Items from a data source
━━━━━━━━

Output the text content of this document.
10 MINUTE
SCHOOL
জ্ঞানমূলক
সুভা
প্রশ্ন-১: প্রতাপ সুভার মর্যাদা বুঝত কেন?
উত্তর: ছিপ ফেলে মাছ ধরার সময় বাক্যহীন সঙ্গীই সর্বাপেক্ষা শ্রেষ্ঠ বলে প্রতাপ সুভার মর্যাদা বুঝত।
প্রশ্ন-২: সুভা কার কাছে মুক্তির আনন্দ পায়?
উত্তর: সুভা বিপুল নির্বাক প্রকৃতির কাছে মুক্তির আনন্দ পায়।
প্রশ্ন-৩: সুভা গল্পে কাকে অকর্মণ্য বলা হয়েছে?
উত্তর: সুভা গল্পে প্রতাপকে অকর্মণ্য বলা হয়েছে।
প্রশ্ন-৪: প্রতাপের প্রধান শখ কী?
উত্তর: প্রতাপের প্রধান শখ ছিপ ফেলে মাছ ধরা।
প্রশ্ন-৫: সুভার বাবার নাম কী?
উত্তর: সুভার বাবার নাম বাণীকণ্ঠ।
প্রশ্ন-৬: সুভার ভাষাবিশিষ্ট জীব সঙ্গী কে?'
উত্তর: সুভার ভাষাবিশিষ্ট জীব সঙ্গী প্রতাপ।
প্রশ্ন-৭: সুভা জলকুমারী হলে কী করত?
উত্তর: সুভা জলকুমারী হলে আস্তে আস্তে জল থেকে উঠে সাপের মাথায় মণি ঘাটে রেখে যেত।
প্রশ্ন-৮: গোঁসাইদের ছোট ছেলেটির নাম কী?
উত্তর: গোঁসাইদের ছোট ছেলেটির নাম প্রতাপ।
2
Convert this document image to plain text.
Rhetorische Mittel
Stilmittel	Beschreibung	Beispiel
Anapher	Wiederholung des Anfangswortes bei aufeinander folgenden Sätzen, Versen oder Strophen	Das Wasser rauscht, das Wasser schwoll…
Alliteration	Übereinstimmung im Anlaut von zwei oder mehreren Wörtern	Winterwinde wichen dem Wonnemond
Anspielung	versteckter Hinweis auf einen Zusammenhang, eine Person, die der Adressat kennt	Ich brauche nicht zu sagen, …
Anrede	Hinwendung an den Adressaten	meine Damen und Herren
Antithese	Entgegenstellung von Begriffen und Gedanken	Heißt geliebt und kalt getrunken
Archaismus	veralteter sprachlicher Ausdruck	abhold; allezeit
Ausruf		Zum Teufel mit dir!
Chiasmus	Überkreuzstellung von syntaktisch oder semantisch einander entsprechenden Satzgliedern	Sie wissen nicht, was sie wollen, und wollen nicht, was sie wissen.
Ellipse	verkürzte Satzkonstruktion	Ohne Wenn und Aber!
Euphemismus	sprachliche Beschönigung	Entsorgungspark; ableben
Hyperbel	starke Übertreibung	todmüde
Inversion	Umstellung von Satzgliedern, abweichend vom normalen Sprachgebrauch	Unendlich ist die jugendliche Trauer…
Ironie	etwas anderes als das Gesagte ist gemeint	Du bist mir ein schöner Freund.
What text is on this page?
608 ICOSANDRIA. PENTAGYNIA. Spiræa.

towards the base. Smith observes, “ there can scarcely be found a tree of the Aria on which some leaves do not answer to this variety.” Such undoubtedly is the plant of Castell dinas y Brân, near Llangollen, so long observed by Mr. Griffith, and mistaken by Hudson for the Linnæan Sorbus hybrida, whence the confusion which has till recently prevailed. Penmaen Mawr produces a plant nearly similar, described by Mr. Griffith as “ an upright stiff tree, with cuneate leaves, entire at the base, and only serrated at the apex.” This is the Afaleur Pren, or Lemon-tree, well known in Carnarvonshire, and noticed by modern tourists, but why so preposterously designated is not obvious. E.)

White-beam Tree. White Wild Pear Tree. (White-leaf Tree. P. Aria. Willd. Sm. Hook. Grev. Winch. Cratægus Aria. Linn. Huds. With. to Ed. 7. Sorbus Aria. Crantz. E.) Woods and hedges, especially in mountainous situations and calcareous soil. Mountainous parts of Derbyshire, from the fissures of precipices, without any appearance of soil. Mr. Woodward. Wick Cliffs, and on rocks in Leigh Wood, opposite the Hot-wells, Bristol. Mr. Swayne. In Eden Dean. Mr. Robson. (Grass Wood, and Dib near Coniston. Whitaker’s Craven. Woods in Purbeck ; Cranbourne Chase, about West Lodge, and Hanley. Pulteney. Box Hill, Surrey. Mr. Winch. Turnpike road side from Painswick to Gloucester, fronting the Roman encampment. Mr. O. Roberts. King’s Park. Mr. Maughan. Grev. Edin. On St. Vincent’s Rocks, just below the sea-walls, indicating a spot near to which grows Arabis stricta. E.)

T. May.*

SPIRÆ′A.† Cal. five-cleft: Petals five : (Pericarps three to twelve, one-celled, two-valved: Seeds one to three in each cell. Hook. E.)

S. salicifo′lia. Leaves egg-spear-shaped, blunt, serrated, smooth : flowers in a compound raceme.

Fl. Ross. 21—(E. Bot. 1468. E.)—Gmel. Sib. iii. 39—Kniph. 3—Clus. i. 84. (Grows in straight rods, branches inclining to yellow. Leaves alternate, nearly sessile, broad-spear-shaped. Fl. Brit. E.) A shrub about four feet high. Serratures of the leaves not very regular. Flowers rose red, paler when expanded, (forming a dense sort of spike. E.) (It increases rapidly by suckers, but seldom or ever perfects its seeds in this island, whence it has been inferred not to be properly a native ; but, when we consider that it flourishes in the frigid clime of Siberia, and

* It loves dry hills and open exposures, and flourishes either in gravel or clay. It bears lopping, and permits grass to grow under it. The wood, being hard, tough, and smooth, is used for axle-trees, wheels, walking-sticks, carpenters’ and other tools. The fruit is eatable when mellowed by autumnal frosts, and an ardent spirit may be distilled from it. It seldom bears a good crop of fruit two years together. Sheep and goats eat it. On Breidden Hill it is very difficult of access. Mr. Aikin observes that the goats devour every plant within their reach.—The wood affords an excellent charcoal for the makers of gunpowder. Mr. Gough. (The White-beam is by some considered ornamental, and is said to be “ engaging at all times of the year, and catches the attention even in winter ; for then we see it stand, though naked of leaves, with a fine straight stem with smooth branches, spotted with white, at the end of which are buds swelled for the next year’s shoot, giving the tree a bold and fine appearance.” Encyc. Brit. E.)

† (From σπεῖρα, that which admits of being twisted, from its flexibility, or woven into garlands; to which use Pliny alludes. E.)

━━━━━━━━

Repeat every record, keeping each word and mark exactly as it is.

■ Output ■
Output the text content of this document.
10 MINUTE
SCHOOL
জ্ঞানমূলক
সুভা
প্রশ্ন-১: প্রতাপ সুভার মর্যাদা বুঝত কেন?
উত্তর: ছিপ ফেলে মাছ ধরার সময় বাক্যহীন সঙ্গীই সর্বাপেক্ষা শ্রেষ্ঠ বলে প্রতাপ সুভার মর্যাদা বুঝত।
প্রশ্ন-২: সুভা কার কাছে মুক্তির আনন্দ পায়?
উত্তর: সুভা বিপুল নির্বাক প্রকৃতির কাছে মুক্তির আনন্দ পায়।
প্রশ্ন-৩: সুভা গল্পে কাকে অকর্মণ্য বলা হয়েছে?
উত্তর: সুভা গল্পে প্রতাপকে অকর্মণ্য বলা হয়েছে।
প্রশ্ন-৪: প্রতাপের প্রধান শখ কী?
উত্তর: প্রতাপের প্রধান শখ ছিপ ফেলে মাছ ধরা।
প্রশ্ন-৫: সুভার বাবার নাম কী?
উত্তর: সুভার বাবার নাম বাণীকণ্ঠ।
প্রশ্ন-৬: সুভার ভাষাবিশিষ্ট জীব সঙ্গী কে?'
উত্তর: সুভার ভাষাবিশিষ্ট জীব সঙ্গী প্রতাপ।
প্রশ্ন-৭: সুভা জলকুমারী হলে কী করত?
উত্তর: সুভা জলকুমারী হলে আস্তে আস্তে জল থেকে উঠে সাপের মাথায় মণি ঘাটে রেখে যেত।
প্রশ্ন-৮: গোঁসাইদের ছোট ছেলেটির নাম কী?
উত্তর: গোঁসাইদের ছোট ছেলেটির নাম প্রতাপ।
2
Convert this document image to plain text.
Rhetorische Mittel
Stilmittel	Beschreibung	Beispiel
Anapher	Wiederholung des Anfangswortes bei aufeinander folgenden Sätzen, Versen oder Strophen	Das Wasser rauscht, das Wasser schwoll…
Alliteration	Übereinstimmung im Anlaut von zwei oder mehreren Wörtern	Winterwinde wichen dem Wonnemond
Anspielung	versteckter Hinweis auf einen Zusammenhang, eine Person, die der Adressat kennt	Ich brauche nicht zu sagen, …
Anrede	Hinwendung an den Adressaten	meine Damen und Herren
Antithese	Entgegenstellung von Begriffen und Gedanken	Heißt geliebt und kalt getrunken
Archaismus	veralteter sprachlicher Ausdruck	abhold; allezeit
Ausruf		Zum Teufel mit dir!
Chiasmus	Überkreuzstellung von syntaktisch oder semantisch einander entsprechenden Satzgliedern	Sie wissen nicht, was sie wollen, und wollen nicht, was sie wissen.
Ellipse	verkürzte Satzkonstruktion	Ohne Wenn und Aber!
Euphemismus	sprachliche Beschönigung	Entsorgungspark; ableben
Hyperbel	starke Übertreibung	todmüde
Inversion	Umstellung von Satzgliedern, abweichend vom normalen Sprachgebrauch	Unendlich ist die jugendliche Trauer…
Ironie	etwas anderes als das Gesagte ist gemeint	Du bist mir ein schöner Freund.
What text is on this page?
608 ICOSANDRIA. PENTAGYNIA. Spiræa.

towards the base. Smith observes, “ there can scarcely be found a tree of the Aria on which some leaves do not answer to this variety.” Such undoubtedly is the plant of Castell dinas y Brân, near Llangollen, so long observed by Mr. Griffith, and mistaken by Hudson for the Linnæan Sorbus hybrida, whence the confusion which has till recently prevailed. Penmaen Mawr produces a plant nearly similar, described by Mr. Griffith as “ an upright stiff tree, with cuneate leaves, entire at the base, and only serrated at the apex.” This is the Afaleur Pren, or Lemon-tree, well known in Carnarvonshire, and noticed by modern tourists, but why so preposterously designated is not obvious. E.)

White-beam Tree. White Wild Pear Tree. (White-leaf Tree. P. Aria. Willd. Sm. Hook. Grev. Winch. Cratægus Aria. Linn. Huds. With. to Ed. 7. Sorbus Aria. Crantz. E.) Woods and hedges, especially in mountainous situations and calcareous soil. Mountainous parts of Derbyshire, from the fissures of precipices, without any appearance of soil. Mr. Woodward. Wick Cliffs, and on rocks in Leigh Wood, opposite the Hot-wells, Bristol. Mr. Swayne. In Eden Dean. Mr. Robson. (Grass Wood, and Dib near Coniston. Whitaker’s Craven. Woods in Purbeck ; Cranbourne Chase, about West Lodge, and Hanley. Pulteney. Box Hill, Surrey. Mr. Winch. Turnpike road side from Painswick to Gloucester, fronting the Roman encampment. Mr. O. Roberts. King’s Park. Mr. Maughan. Grev. Edin. On St. Vincent’s Rocks, just below the sea-walls, indicating a spot near to which grows Arabis stricta. E.)

T. May.*

SPIRÆ′A.† Cal. five-cleft: Petals five : (Pericarps three to twelve, one-celled, two-valved: Seeds one to three in each cell. Hook. E.)

S. salicifo′lia. Leaves egg-spear-shaped, blunt, serrated, smooth : flowers in a compound raceme.

Fl. Ross. 21—(E. Bot. 1468. E.)—Gmel. Sib. iii. 39—Kniph. 3—Clus. i. 84. (Grows in straight rods, branches inclining to yellow. Leaves alternate, nearly sessile, broad-spear-shaped. Fl. Brit. E.) A shrub about four feet high. Serratures of the leaves not very regular. Flowers rose red, paler when expanded, (forming a dense sort of spike. E.) (It increases rapidly by suckers, but seldom or ever perfects its seeds in this island, whence it has been inferred not to be properly a native ; but, when we consider that it flourishes in the frigid clime of Siberia, and

* It loves dry hills and open exposures, and flourishes either in gravel or clay. It bears lopping, and permits grass to grow under it. The wood, being hard, tough, and smooth, is used for axle-trees, wheels, walking-sticks, carpenters’ and other tools. The fruit is eatable when mellowed by autumnal frosts, and an ardent spirit may be distilled from it. It seldom bears a good crop of fruit two years together. Sheep and goats eat it. On Breidden Hill it is very difficult of access. Mr. Aikin observes that the goats devour every plant within their reach.—The wood affords an excellent charcoal for the makers of gunpowder. Mr. Gough. (The White-beam is by some considered ornamental, and is said to be “ engaging at all times of the year, and catches the attention even in winter ; for then we see it stand, though naked of leaves, with a fine straight stem with smooth branches, spotted with white, at the end of which are buds swelled for the next year’s shoot, giving the tree a bold and fine appearance.” Encyc. Brit. E.)

† (From σπεῖρα, that which admits of being twisted, from its flexibility, or woven into garlands; to which use Pliny alludes. E.)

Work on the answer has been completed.